Stored entries:
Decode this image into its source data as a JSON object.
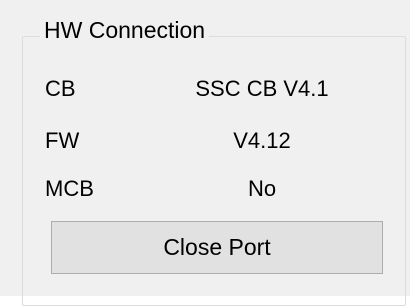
{
  "hw_connection": {
    "title": "HW Connection",
    "rows": [
      {
        "label": "CB",
        "value": "SSC CB V4.1"
      },
      {
        "label": "FW",
        "value": "V4.12"
      },
      {
        "label": "MCB",
        "value": "No"
      }
    ],
    "close_port_label": "Close Port"
  }
}
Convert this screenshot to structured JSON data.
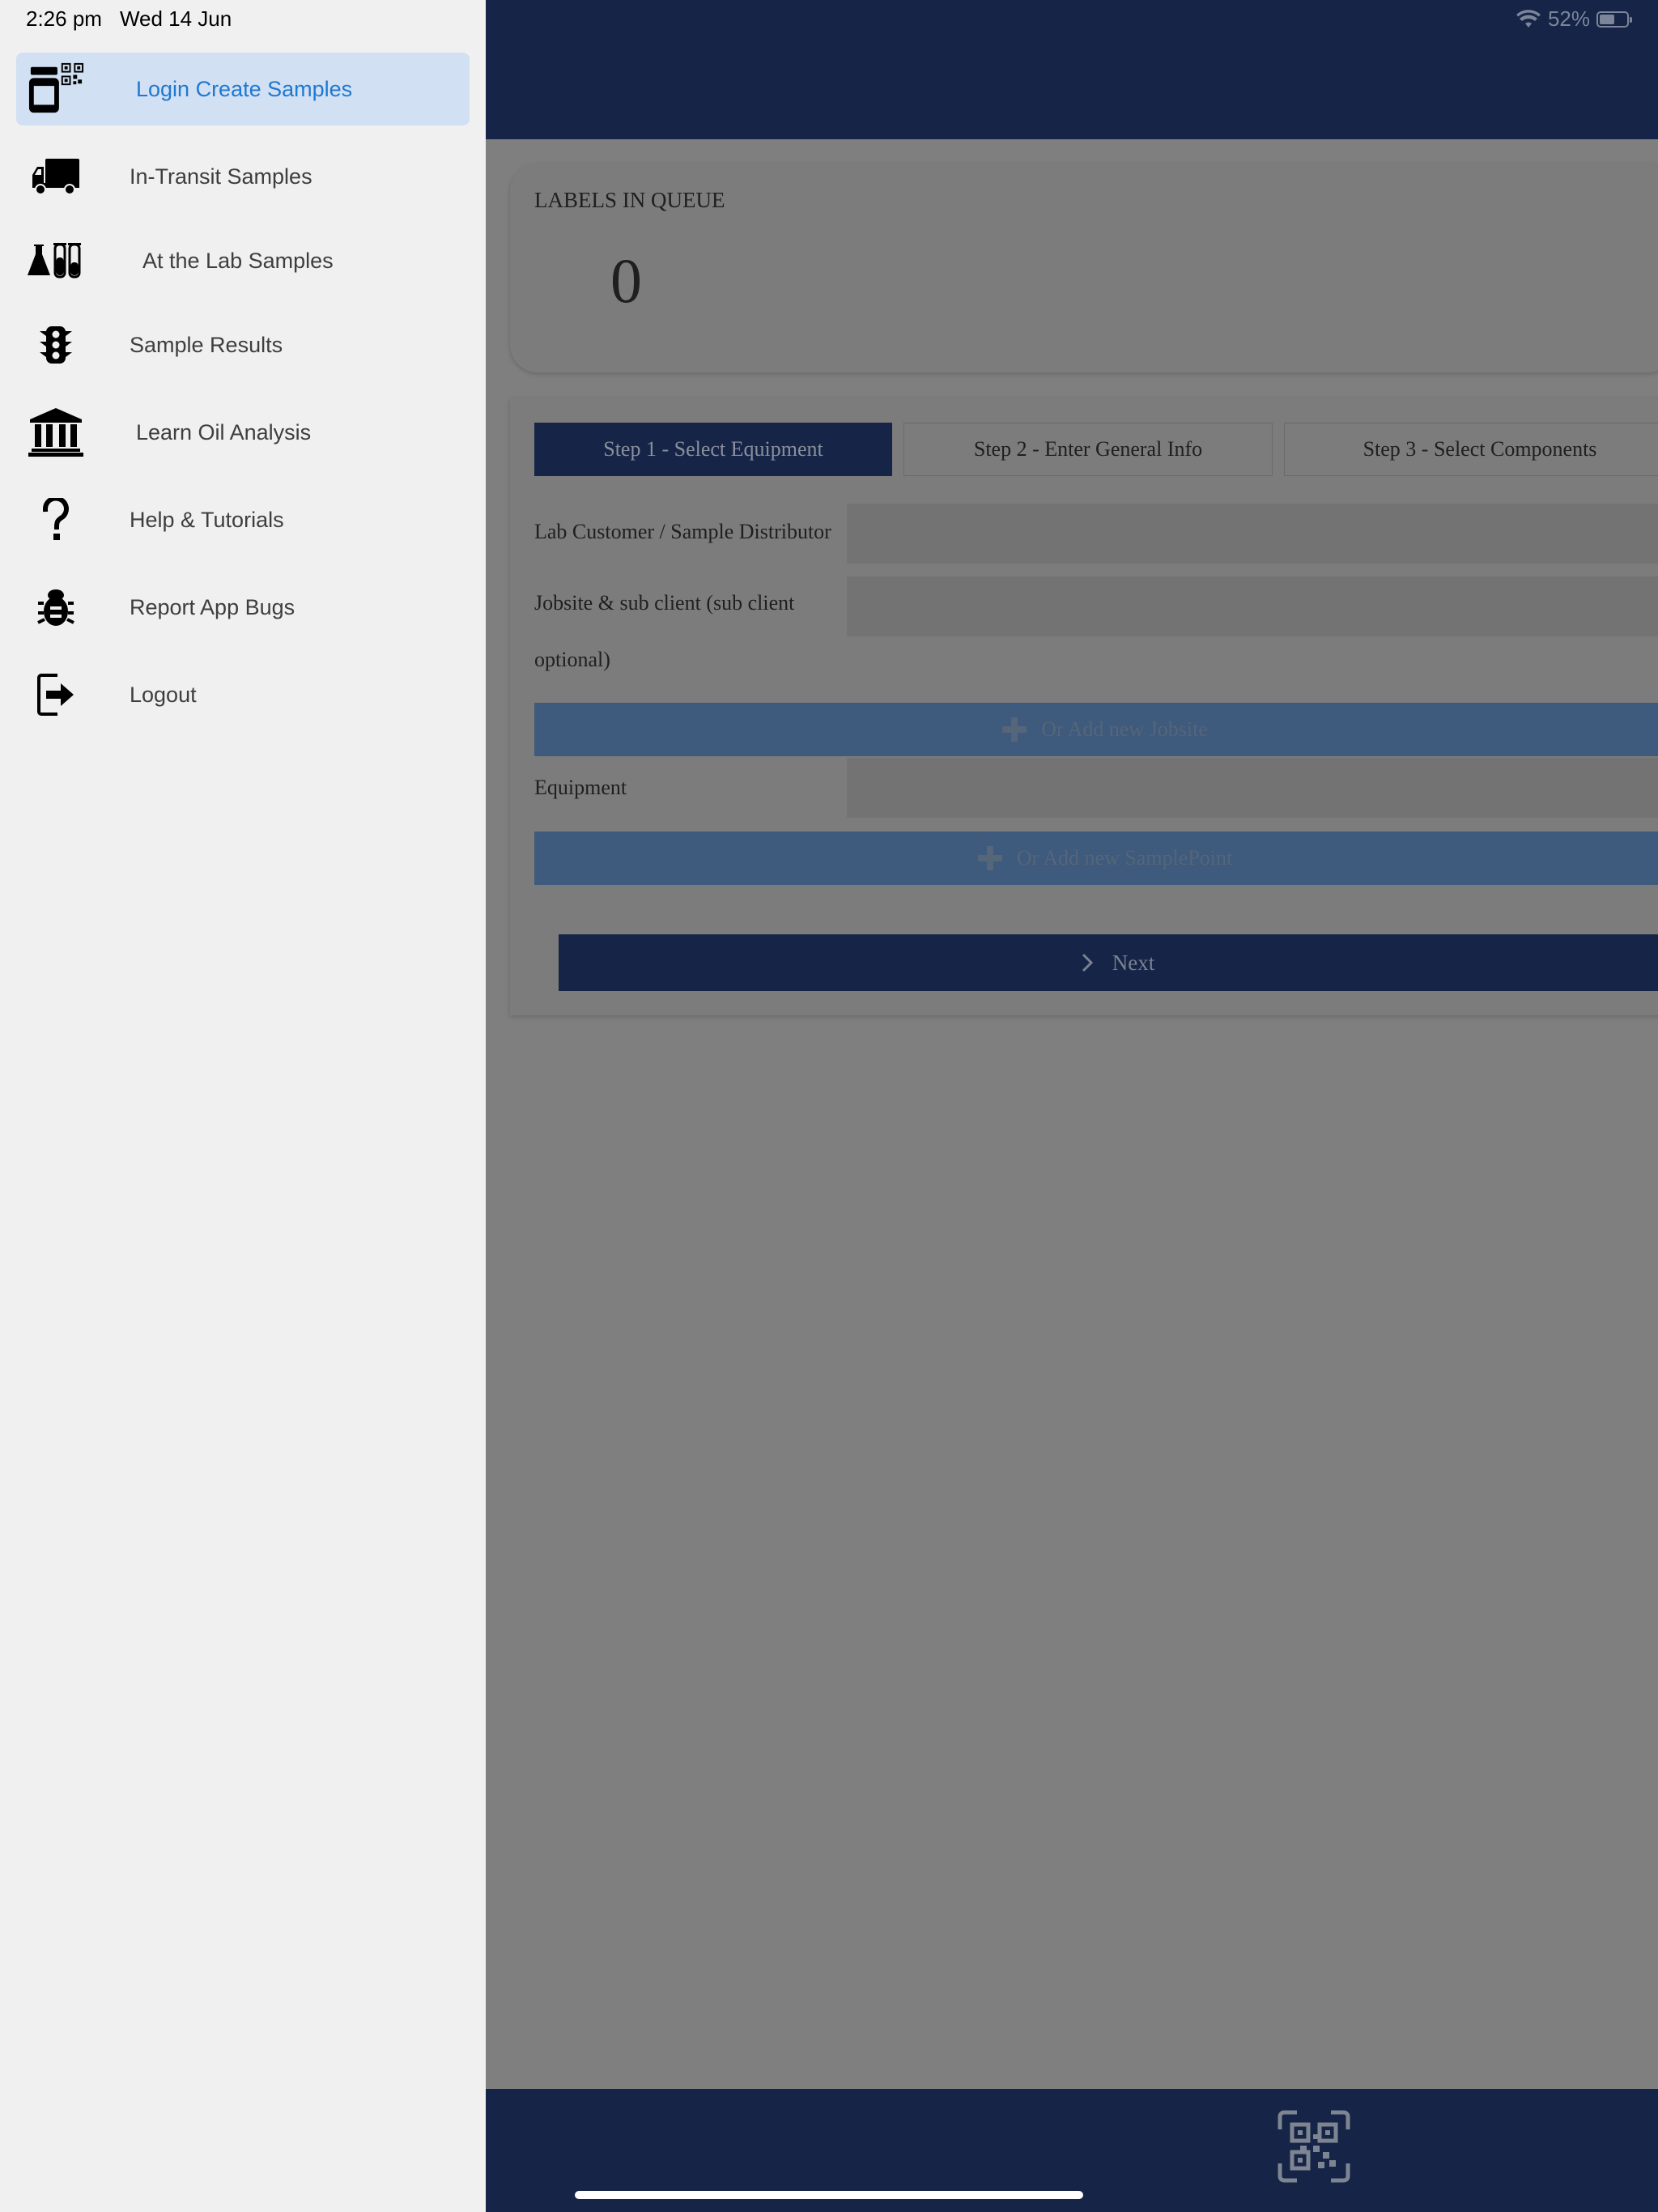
{
  "status_bar": {
    "time": "2:26 pm",
    "date": "Wed 14 Jun",
    "battery": "52%",
    "wifi_icon": "wifi-icon",
    "battery_icon": "battery-icon"
  },
  "drawer": {
    "items": [
      {
        "label": "Login Create Samples",
        "icon": "bottle-qr-icon",
        "active": true
      },
      {
        "label": "In-Transit Samples",
        "icon": "truck-icon"
      },
      {
        "label": "At the Lab Samples",
        "icon": "lab-flask-icon"
      },
      {
        "label": "Sample Results",
        "icon": "traffic-light-icon"
      },
      {
        "label": "Learn Oil Analysis",
        "icon": "institution-icon"
      },
      {
        "label": "Help & Tutorials",
        "icon": "question-icon"
      },
      {
        "label": "Report App Bugs",
        "icon": "bug-icon"
      },
      {
        "label": "Logout",
        "icon": "logout-icon"
      }
    ]
  },
  "queue": {
    "title": "LABELS IN QUEUE",
    "count": "0"
  },
  "steps": [
    {
      "label": "Step 1 - Select Equipment",
      "active": true
    },
    {
      "label": "Step 2 - Enter General Info"
    },
    {
      "label": "Step 3 - Select Components"
    }
  ],
  "form": {
    "customer_label": "Lab Customer / Sample Distributor",
    "customer_value": "",
    "jobsite_label": "Jobsite & sub client (sub client optional)",
    "jobsite_value": "",
    "add_jobsite": "Or Add new Jobsite",
    "equipment_label": "Equipment",
    "equipment_value": "",
    "add_samplepoint": "Or Add new SamplePoint",
    "next_label": "Next"
  },
  "colors": {
    "navy": "#152447",
    "drawer_bg": "#f0f0f0",
    "active_item_bg": "#d1e0f2",
    "active_item_text": "#1f78d1"
  }
}
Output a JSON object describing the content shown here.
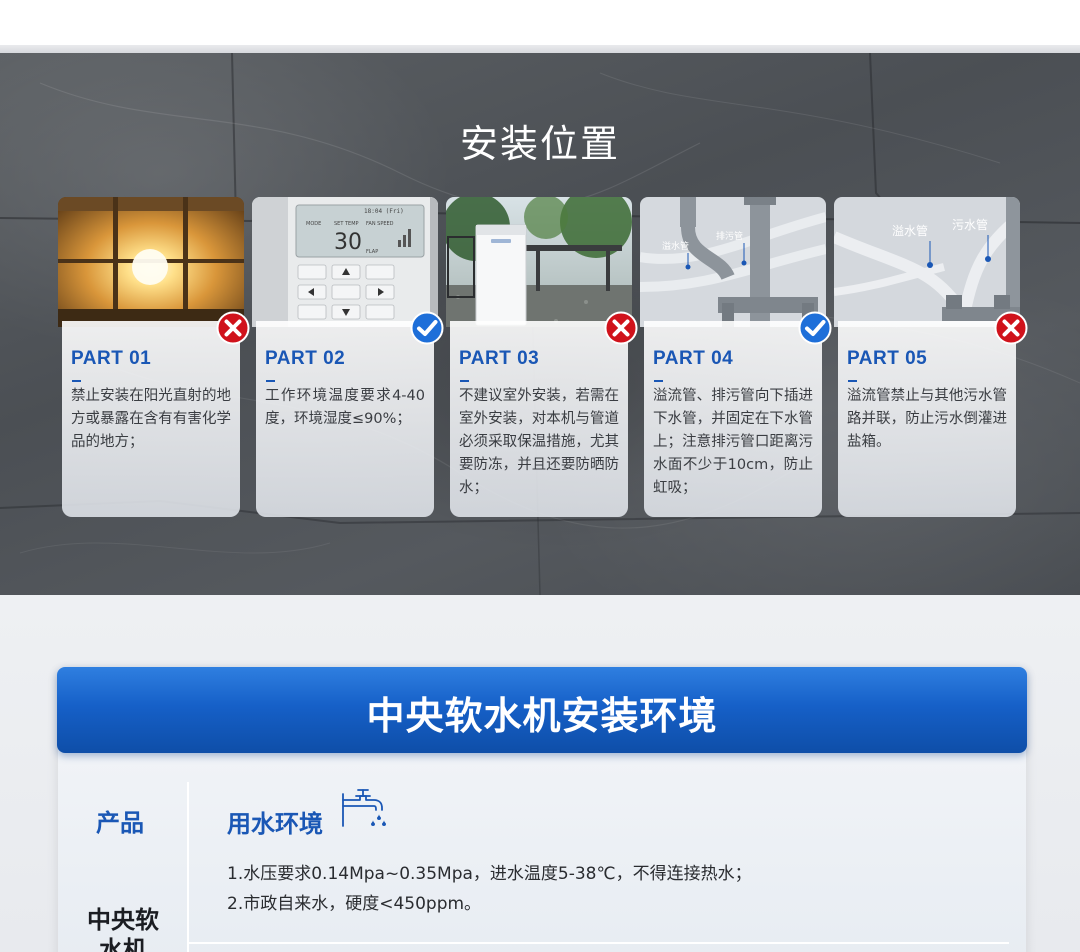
{
  "install_location": {
    "title": "安装位置",
    "cards": [
      {
        "part": "PART 01",
        "text": "禁止安装在阳光直射的地方或暴露在含有有害化学品的地方；",
        "status": "prohibited",
        "photo": "sunlight-window"
      },
      {
        "part": "PART 02",
        "text": "工作环境温度要求4-40度，环境湿度≤90%；",
        "status": "allowed",
        "photo": "thermostat-panel",
        "photo_text": {
          "temp_value": "30",
          "set_temp": "SET TEMP",
          "fan_speed": "FAN SPEED",
          "mode": "MODE",
          "flap": "FLAP",
          "clock": "18:04 (Fri)"
        }
      },
      {
        "part": "PART 03",
        "text": "不建议室外安装，若需在室外安装，对本机与管道必须采取保温措施，尤其要防冻，并且还要防晒防水；",
        "status": "prohibited",
        "photo": "outdoor-unit"
      },
      {
        "part": "PART 04",
        "text": "溢流管、排污管向下插进下水管，并固定在下水管上；注意排污管口距离污水面不少于10cm，防止虹吸；",
        "status": "allowed",
        "photo": "drain-pipes",
        "photo_text": {
          "label_a": "溢水管",
          "label_b": "排污管"
        }
      },
      {
        "part": "PART 05",
        "text": "溢流管禁止与其他污水管路并联，防止污水倒灌进盐箱。",
        "status": "prohibited",
        "photo": "sewage-pipes",
        "photo_text": {
          "label_a": "溢水管",
          "label_b": "污水管"
        }
      }
    ]
  },
  "environment": {
    "banner_title": "中央软水机安装环境",
    "product_label": "产品",
    "product_name": "中央软水机",
    "env_label": "用水环境",
    "env_icon": "faucet-icon",
    "lines": [
      "1.水压要求0.14Mpa~0.35Mpa，进水温度5-38℃，不得连接热水；",
      "2.市政自来水，硬度<450ppm。"
    ]
  },
  "colors": {
    "accent_blue": "#1a57b5",
    "banner_blue": "#1660c8",
    "prohibited_red": "#d0121b",
    "allowed_blue": "#1e6fd9"
  }
}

What is expected: Repeat the data exactly, excluding the pictures.

Complete output:
Decode this image into its source data as a JSON object.
{
  "hw_connection": {
    "title": "HW Connection",
    "rows": [
      {
        "label": "CB",
        "value": "SSC CB V4.1"
      },
      {
        "label": "FW",
        "value": "V4.12"
      },
      {
        "label": "MCB",
        "value": "No"
      }
    ],
    "close_port_label": "Close Port"
  }
}
Convert this screenshot to structured JSON data.
{
  "status_bar": {
    "time": "2:26 pm",
    "date": "Wed 14 Jun",
    "battery": "52%",
    "wifi_icon": "wifi-icon",
    "battery_icon": "battery-icon"
  },
  "drawer": {
    "items": [
      {
        "label": "Login Create Samples",
        "icon": "bottle-qr-icon",
        "active": true
      },
      {
        "label": "In-Transit Samples",
        "icon": "truck-icon"
      },
      {
        "label": "At the Lab Samples",
        "icon": "lab-flask-icon"
      },
      {
        "label": "Sample Results",
        "icon": "traffic-light-icon"
      },
      {
        "label": "Learn Oil Analysis",
        "icon": "institution-icon"
      },
      {
        "label": "Help & Tutorials",
        "icon": "question-icon"
      },
      {
        "label": "Report App Bugs",
        "icon": "bug-icon"
      },
      {
        "label": "Logout",
        "icon": "logout-icon"
      }
    ]
  },
  "queue": {
    "title": "LABELS IN QUEUE",
    "count": "0"
  },
  "steps": [
    {
      "label": "Step 1 - Select Equipment",
      "active": true
    },
    {
      "label": "Step 2 - Enter General Info"
    },
    {
      "label": "Step 3 - Select Components"
    }
  ],
  "form": {
    "customer_label": "Lab Customer / Sample Distributor",
    "customer_value": "",
    "jobsite_label": "Jobsite & sub client (sub client optional)",
    "jobsite_value": "",
    "add_jobsite": "Or Add new Jobsite",
    "equipment_label": "Equipment",
    "equipment_value": "",
    "add_samplepoint": "Or Add new SamplePoint",
    "next_label": "Next"
  },
  "colors": {
    "navy": "#152447",
    "drawer_bg": "#f0f0f0",
    "active_item_bg": "#d1e0f2",
    "active_item_text": "#1f78d1"
  }
}
Output a JSON object describing the content shown here.
{
  "install_location": {
    "title": "安装位置",
    "cards": [
      {
        "part": "PART 01",
        "text": "禁止安装在阳光直射的地方或暴露在含有有害化学品的地方；",
        "status": "prohibited",
        "photo": "sunlight-window"
      },
      {
        "part": "PART 02",
        "text": "工作环境温度要求4-40度，环境湿度≤90%；",
        "status": "allowed",
        "photo": "thermostat-panel",
        "photo_text": {
          "temp_value": "30",
          "set_temp": "SET TEMP",
          "fan_speed": "FAN SPEED",
          "mode": "MODE",
          "flap": "FLAP",
          "clock": "18:04 (Fri)"
        }
      },
      {
        "part": "PART 03",
        "text": "不建议室外安装，若需在室外安装，对本机与管道必须采取保温措施，尤其要防冻，并且还要防晒防水；",
        "status": "prohibited",
        "photo": "outdoor-unit"
      },
      {
        "part": "PART 04",
        "text": "溢流管、排污管向下插进下水管，并固定在下水管上；注意排污管口距离污水面不少于10cm，防止虹吸；",
        "status": "allowed",
        "photo": "drain-pipes",
        "photo_text": {
          "label_a": "溢水管",
          "label_b": "排污管"
        }
      },
      {
        "part": "PART 05",
        "text": "溢流管禁止与其他污水管路并联，防止污水倒灌进盐箱。",
        "status": "prohibited",
        "photo": "sewage-pipes",
        "photo_text": {
          "label_a": "溢水管",
          "label_b": "污水管"
        }
      }
    ]
  },
  "environment": {
    "banner_title": "中央软水机安装环境",
    "product_label": "产品",
    "product_name": "中央软水机",
    "env_label": "用水环境",
    "env_icon": "faucet-icon",
    "lines": [
      "1.水压要求0.14Mpa~0.35Mpa，进水温度5-38℃，不得连接热水；",
      "2.市政自来水，硬度<450ppm。"
    ]
  },
  "colors": {
    "accent_blue": "#1a57b5",
    "banner_blue": "#1660c8",
    "prohibited_red": "#d0121b",
    "allowed_blue": "#1e6fd9"
  }
}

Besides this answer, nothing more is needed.